------ Data under study

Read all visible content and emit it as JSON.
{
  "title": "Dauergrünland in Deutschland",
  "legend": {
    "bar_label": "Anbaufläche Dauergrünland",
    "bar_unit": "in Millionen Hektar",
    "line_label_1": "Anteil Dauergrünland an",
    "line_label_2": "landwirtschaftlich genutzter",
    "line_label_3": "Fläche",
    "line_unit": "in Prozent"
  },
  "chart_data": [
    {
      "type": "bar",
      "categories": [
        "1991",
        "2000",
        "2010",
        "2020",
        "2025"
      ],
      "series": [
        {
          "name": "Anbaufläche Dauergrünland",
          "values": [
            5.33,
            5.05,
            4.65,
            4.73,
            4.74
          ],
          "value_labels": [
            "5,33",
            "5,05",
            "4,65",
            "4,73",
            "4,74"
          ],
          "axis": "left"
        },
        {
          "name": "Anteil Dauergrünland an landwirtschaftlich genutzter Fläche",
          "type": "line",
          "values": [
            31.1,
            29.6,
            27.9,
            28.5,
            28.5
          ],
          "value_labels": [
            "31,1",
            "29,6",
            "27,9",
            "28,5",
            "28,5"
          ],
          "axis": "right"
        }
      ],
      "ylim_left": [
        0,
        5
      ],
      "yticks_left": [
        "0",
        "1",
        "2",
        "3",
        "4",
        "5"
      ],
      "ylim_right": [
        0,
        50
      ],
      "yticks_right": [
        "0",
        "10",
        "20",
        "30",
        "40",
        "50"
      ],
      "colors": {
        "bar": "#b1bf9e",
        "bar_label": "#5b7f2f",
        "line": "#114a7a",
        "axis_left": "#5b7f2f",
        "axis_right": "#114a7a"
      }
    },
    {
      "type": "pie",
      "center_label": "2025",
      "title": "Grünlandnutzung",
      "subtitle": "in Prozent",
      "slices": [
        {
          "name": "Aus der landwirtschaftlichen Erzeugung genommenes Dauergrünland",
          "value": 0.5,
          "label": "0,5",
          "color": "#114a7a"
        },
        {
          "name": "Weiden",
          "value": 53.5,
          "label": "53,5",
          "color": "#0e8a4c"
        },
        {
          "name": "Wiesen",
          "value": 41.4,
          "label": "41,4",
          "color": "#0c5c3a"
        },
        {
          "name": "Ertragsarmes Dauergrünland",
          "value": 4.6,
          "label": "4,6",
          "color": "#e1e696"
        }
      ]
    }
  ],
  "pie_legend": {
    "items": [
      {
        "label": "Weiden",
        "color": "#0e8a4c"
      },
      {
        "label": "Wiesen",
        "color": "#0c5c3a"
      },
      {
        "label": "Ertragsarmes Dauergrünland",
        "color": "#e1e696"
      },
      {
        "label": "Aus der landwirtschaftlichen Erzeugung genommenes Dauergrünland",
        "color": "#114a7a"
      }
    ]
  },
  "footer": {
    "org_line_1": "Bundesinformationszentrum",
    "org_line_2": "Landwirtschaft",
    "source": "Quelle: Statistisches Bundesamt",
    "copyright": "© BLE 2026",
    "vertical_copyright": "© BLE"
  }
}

------------

§ **Exercise directions**: Set down the entries again exactly as they are.

§ **Answer to this task**:
Read all visible content and emit it as JSON.
{
  "title": "Dauergrünland in Deutschland",
  "legend": {
    "bar_label": "Anbaufläche Dauergrünland",
    "bar_unit": "in Millionen Hektar",
    "line_label_1": "Anteil Dauergrünland an",
    "line_label_2": "landwirtschaftlich genutzter",
    "line_label_3": "Fläche",
    "line_unit": "in Prozent"
  },
  "chart_data": [
    {
      "type": "bar",
      "categories": [
        "1991",
        "2000",
        "2010",
        "2020",
        "2025"
      ],
      "series": [
        {
          "name": "Anbaufläche Dauergrünland",
          "values": [
            5.33,
            5.05,
            4.65,
            4.73,
            4.74
          ],
          "value_labels": [
            "5,33",
            "5,05",
            "4,65",
            "4,73",
            "4,74"
          ],
          "axis": "left"
        },
        {
          "name": "Anteil Dauergrünland an landwirtschaftlich genutzter Fläche",
          "type": "line",
          "values": [
            31.1,
            29.6,
            27.9,
            28.5,
            28.5
          ],
          "value_labels": [
            "31,1",
            "29,6",
            "27,9",
            "28,5",
            "28,5"
          ],
          "axis": "right"
        }
      ],
      "ylim_left": [
        0,
        5
      ],
      "yticks_left": [
        "0",
        "1",
        "2",
        "3",
        "4",
        "5"
      ],
      "ylim_right": [
        0,
        50
      ],
      "yticks_right": [
        "0",
        "10",
        "20",
        "30",
        "40",
        "50"
      ],
      "colors": {
        "bar": "#b1bf9e",
        "bar_label": "#5b7f2f",
        "line": "#114a7a",
        "axis_left": "#5b7f2f",
        "axis_right": "#114a7a"
      }
    },
    {
      "type": "pie",
      "center_label": "2025",
      "title": "Grünlandnutzung",
      "subtitle": "in Prozent",
      "slices": [
        {
          "name": "Aus der landwirtschaftlichen Erzeugung genommenes Dauergrünland",
          "value": 0.5,
          "label": "0,5",
          "color": "#114a7a"
        },
        {
          "name": "Weiden",
          "value": 53.5,
          "label": "53,5",
          "color": "#0e8a4c"
        },
        {
          "name": "Wiesen",
          "value": 41.4,
          "label": "41,4",
          "color": "#0c5c3a"
        },
        {
          "name": "Ertragsarmes Dauergrünland",
          "value": 4.6,
          "label": "4,6",
          "color": "#e1e696"
        }
      ]
    }
  ],
  "pie_legend": {
    "items": [
      {
        "label": "Weiden",
        "color": "#0e8a4c"
      },
      {
        "label": "Wiesen",
        "color": "#0c5c3a"
      },
      {
        "label": "Ertragsarmes Dauergrünland",
        "color": "#e1e696"
      },
      {
        "label": "Aus der landwirtschaftlichen Erzeugung genommenes Dauergrünland",
        "color": "#114a7a"
      }
    ]
  },
  "footer": {
    "org_line_1": "Bundesinformationszentrum",
    "org_line_2": "Landwirtschaft",
    "source": "Quelle: Statistisches Bundesamt",
    "copyright": "© BLE 2026",
    "vertical_copyright": "© BLE"
  }
}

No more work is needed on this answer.